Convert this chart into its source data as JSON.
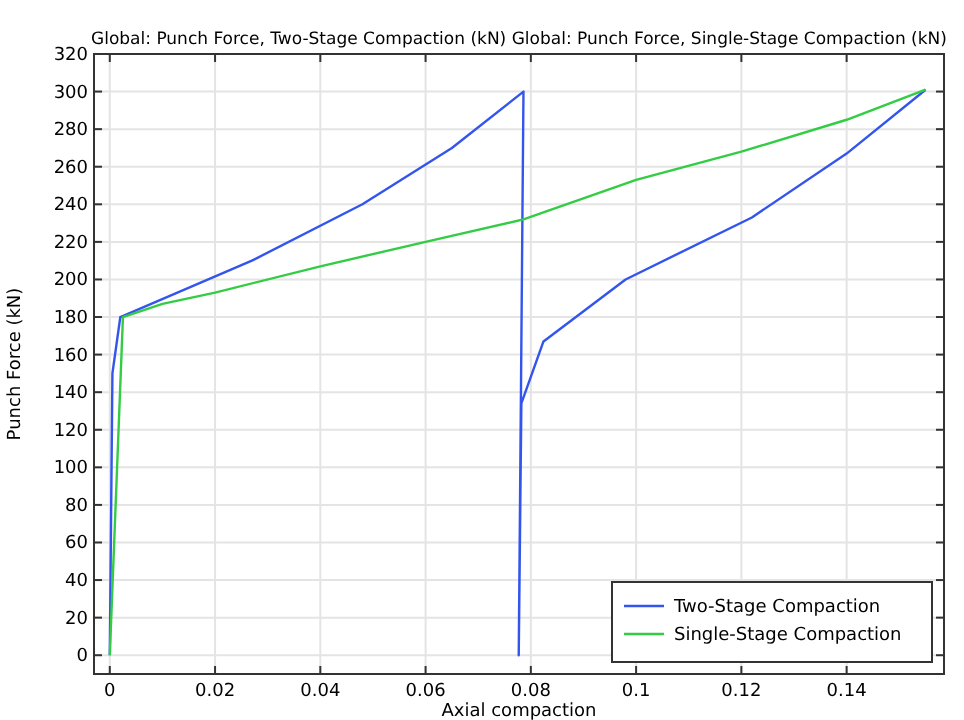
{
  "chart_data": {
    "type": "line",
    "title": "Global: Punch Force, Two-Stage Compaction (kN)  Global: Punch Force, Single-Stage Compaction (kN)",
    "xlabel": "Axial compaction",
    "ylabel": "Punch Force (kN)",
    "xlim": [
      -0.003,
      0.1585
    ],
    "ylim": [
      -10,
      320
    ],
    "xticks": [
      0,
      0.02,
      0.04,
      0.06,
      0.08,
      0.1,
      0.12,
      0.14
    ],
    "yticks": [
      0,
      20,
      40,
      60,
      80,
      100,
      120,
      140,
      160,
      180,
      200,
      220,
      240,
      260,
      280,
      300,
      320
    ],
    "grid": true,
    "legend": "bottom right",
    "series": [
      {
        "name": "Two-Stage Compaction",
        "color": "#3355ee",
        "x": [
          0,
          0.0005,
          0.002,
          0.027,
          0.048,
          0.065,
          0.0786,
          0.0777,
          0.0782,
          0.0824,
          0.098,
          0.122,
          0.14,
          0.155
        ],
        "values": [
          0,
          150,
          180,
          210,
          240,
          270,
          300,
          0,
          134,
          167,
          200,
          233,
          267,
          301
        ]
      },
      {
        "name": "Single-Stage Compaction",
        "color": "#33cc44",
        "x": [
          0,
          0.0025,
          0.01,
          0.02,
          0.04,
          0.06,
          0.0786,
          0.1,
          0.12,
          0.14,
          0.155
        ],
        "values": [
          0,
          180,
          187,
          193,
          207,
          220,
          232,
          253,
          268,
          285,
          301
        ]
      }
    ]
  }
}
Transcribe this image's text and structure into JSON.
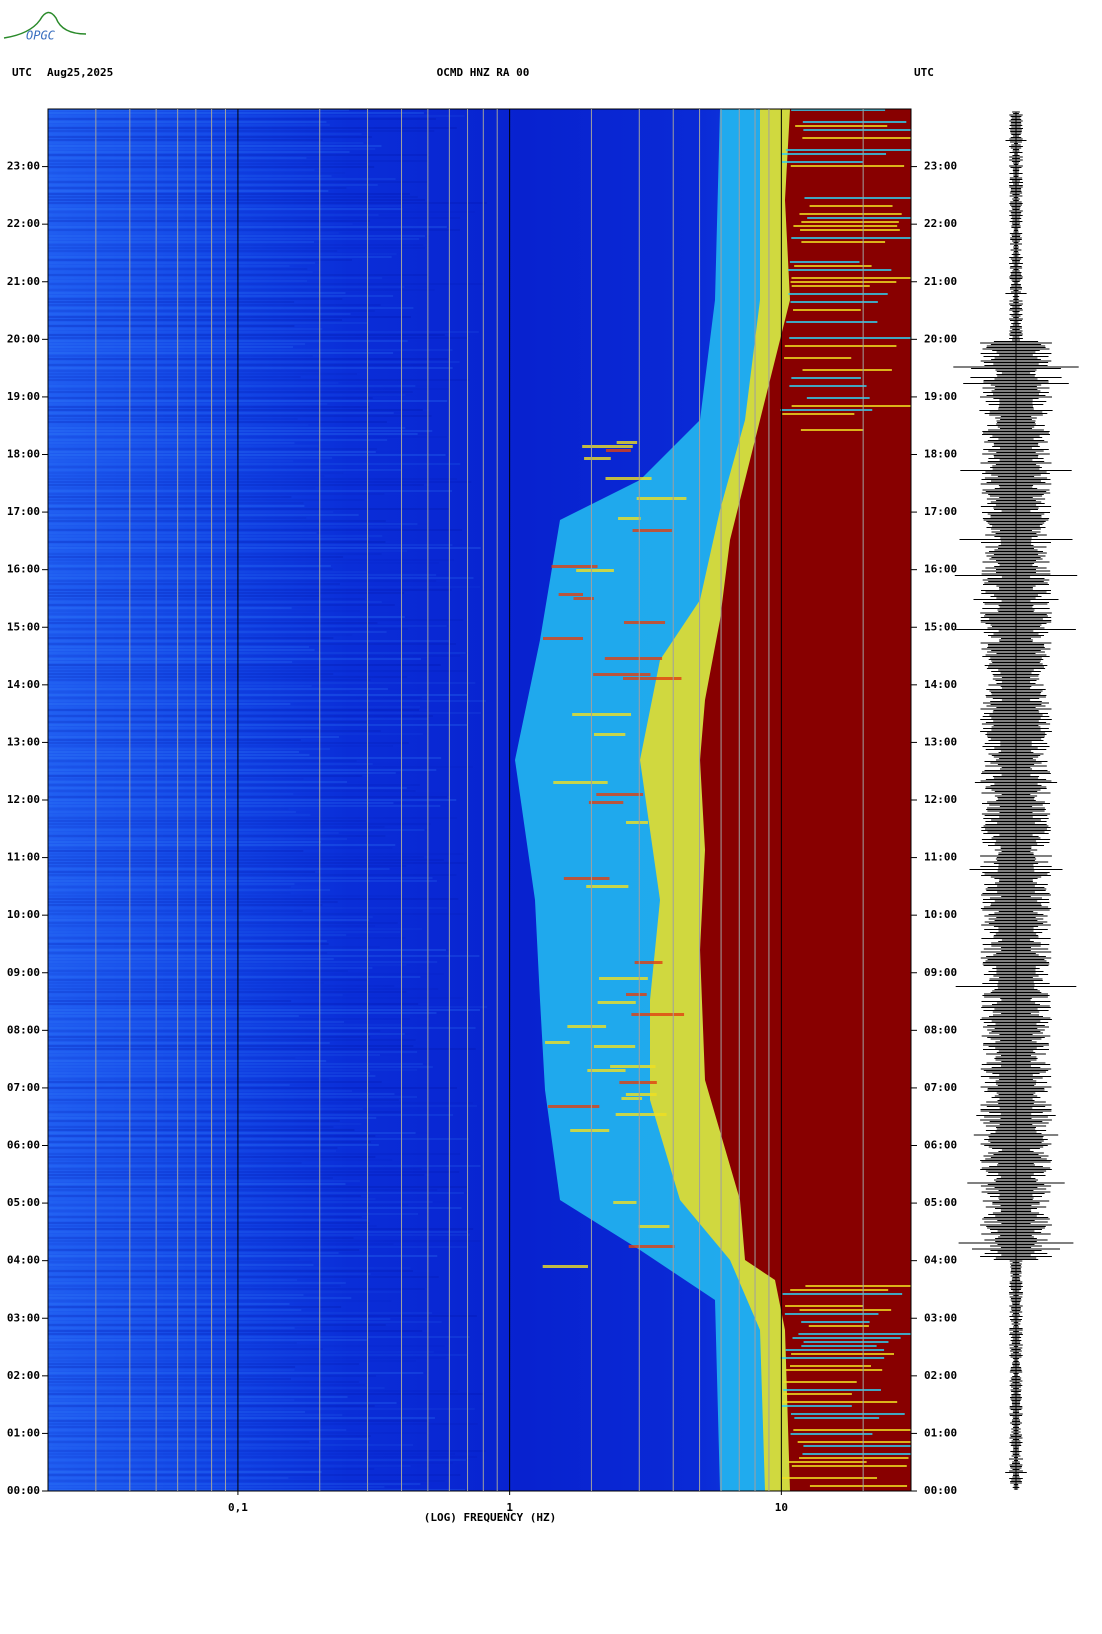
{
  "logo": "OPGC",
  "chart_data": {
    "type": "spectrogram",
    "title": "OCMD HNZ RA 00",
    "time_zone_left": "UTC",
    "date": "Aug25,2025",
    "time_zone_right": "UTC",
    "x_label": "(LOG) FREQUENCY (HZ)",
    "x_scale": "log",
    "xlim": [
      0.02,
      30
    ],
    "xticks": [
      {
        "value": 0.1,
        "label": "0,1"
      },
      1,
      10
    ],
    "x_grid": [
      0.03,
      0.04,
      0.05,
      0.06,
      0.07,
      0.08,
      0.09,
      0.2,
      0.3,
      0.4,
      0.5,
      0.6,
      0.7,
      0.8,
      0.9,
      2,
      3,
      4,
      5,
      6,
      7,
      8,
      9,
      20
    ],
    "ylim": [
      0,
      24
    ],
    "yticks": [
      {
        "value": 0,
        "label": "00:00"
      },
      {
        "value": 1,
        "label": "01:00"
      },
      {
        "value": 2,
        "label": "02:00"
      },
      {
        "value": 3,
        "label": "03:00"
      },
      {
        "value": 4,
        "label": "04:00"
      },
      {
        "value": 5,
        "label": "05:00"
      },
      {
        "value": 6,
        "label": "06:00"
      },
      {
        "value": 7,
        "label": "07:00"
      },
      {
        "value": 8,
        "label": "08:00"
      },
      {
        "value": 9,
        "label": "09:00"
      },
      {
        "value": 10,
        "label": "10:00"
      },
      {
        "value": 11,
        "label": "11:00"
      },
      {
        "value": 12,
        "label": "12:00"
      },
      {
        "value": 13,
        "label": "13:00"
      },
      {
        "value": 14,
        "label": "14:00"
      },
      {
        "value": 15,
        "label": "15:00"
      },
      {
        "value": 16,
        "label": "16:00"
      },
      {
        "value": 17,
        "label": "17:00"
      },
      {
        "value": 18,
        "label": "18:00"
      },
      {
        "value": 19,
        "label": "19:00"
      },
      {
        "value": 20,
        "label": "20:00"
      },
      {
        "value": 21,
        "label": "21:00"
      },
      {
        "value": 22,
        "label": "22:00"
      },
      {
        "value": 23,
        "label": "23:00"
      }
    ]
  }
}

TASK REQUIREMENTS
Verbatim reproduction of every record is required; images are left out.

THE RESPONSE
Convert this chart into its source data as JSON.
{
  "chart_data": {
    "type": "line",
    "title": "Global: Punch Force, Two-Stage Compaction (kN)  Global: Punch Force, Single-Stage Compaction (kN)",
    "xlabel": "Axial compaction",
    "ylabel": "Punch Force (kN)",
    "xlim": [
      -0.003,
      0.1585
    ],
    "ylim": [
      -10,
      320
    ],
    "xticks": [
      0,
      0.02,
      0.04,
      0.06,
      0.08,
      0.1,
      0.12,
      0.14
    ],
    "yticks": [
      0,
      20,
      40,
      60,
      80,
      100,
      120,
      140,
      160,
      180,
      200,
      220,
      240,
      260,
      280,
      300,
      320
    ],
    "grid": true,
    "legend": "bottom right",
    "series": [
      {
        "name": "Two-Stage Compaction",
        "color": "#3355ee",
        "x": [
          0,
          0.0005,
          0.002,
          0.027,
          0.048,
          0.065,
          0.0786,
          0.0777,
          0.0782,
          0.0824,
          0.098,
          0.122,
          0.14,
          0.155
        ],
        "values": [
          0,
          150,
          180,
          210,
          240,
          270,
          300,
          0,
          134,
          167,
          200,
          233,
          267,
          301
        ]
      },
      {
        "name": "Single-Stage Compaction",
        "color": "#33cc44",
        "x": [
          0,
          0.0025,
          0.01,
          0.02,
          0.04,
          0.06,
          0.0786,
          0.1,
          0.12,
          0.14,
          0.155
        ],
        "values": [
          0,
          180,
          187,
          193,
          207,
          220,
          232,
          253,
          268,
          285,
          301
        ]
      }
    ]
  }
}
Transcribe this image's text and structure into JSON.
{
  "logo": "OPGC",
  "chart_data": {
    "type": "spectrogram",
    "title": "OCMD HNZ RA 00",
    "time_zone_left": "UTC",
    "date": "Aug25,2025",
    "time_zone_right": "UTC",
    "x_label": "(LOG) FREQUENCY (HZ)",
    "x_scale": "log",
    "xlim": [
      0.02,
      30
    ],
    "xticks": [
      {
        "value": 0.1,
        "label": "0,1"
      },
      1,
      10
    ],
    "x_grid": [
      0.03,
      0.04,
      0.05,
      0.06,
      0.07,
      0.08,
      0.09,
      0.2,
      0.3,
      0.4,
      0.5,
      0.6,
      0.7,
      0.8,
      0.9,
      2,
      3,
      4,
      5,
      6,
      7,
      8,
      9,
      20
    ],
    "ylim": [
      0,
      24
    ],
    "yticks": [
      {
        "value": 0,
        "label": "00:00"
      },
      {
        "value": 1,
        "label": "01:00"
      },
      {
        "value": 2,
        "label": "02:00"
      },
      {
        "value": 3,
        "label": "03:00"
      },
      {
        "value": 4,
        "label": "04:00"
      },
      {
        "value": 5,
        "label": "05:00"
      },
      {
        "value": 6,
        "label": "06:00"
      },
      {
        "value": 7,
        "label": "07:00"
      },
      {
        "value": 8,
        "label": "08:00"
      },
      {
        "value": 9,
        "label": "09:00"
      },
      {
        "value": 10,
        "label": "10:00"
      },
      {
        "value": 11,
        "label": "11:00"
      },
      {
        "value": 12,
        "label": "12:00"
      },
      {
        "value": 13,
        "label": "13:00"
      },
      {
        "value": 14,
        "label": "14:00"
      },
      {
        "value": 15,
        "label": "15:00"
      },
      {
        "value": 16,
        "label": "16:00"
      },
      {
        "value": 17,
        "label": "17:00"
      },
      {
        "value": 18,
        "label": "18:00"
      },
      {
        "value": 19,
        "label": "19:00"
      },
      {
        "value": 20,
        "label": "20:00"
      },
      {
        "value": 21,
        "label": "21:00"
      },
      {
        "value": 22,
        "label": "22:00"
      },
      {
        "value": 23,
        "label": "23:00"
      }
    ]
  }
}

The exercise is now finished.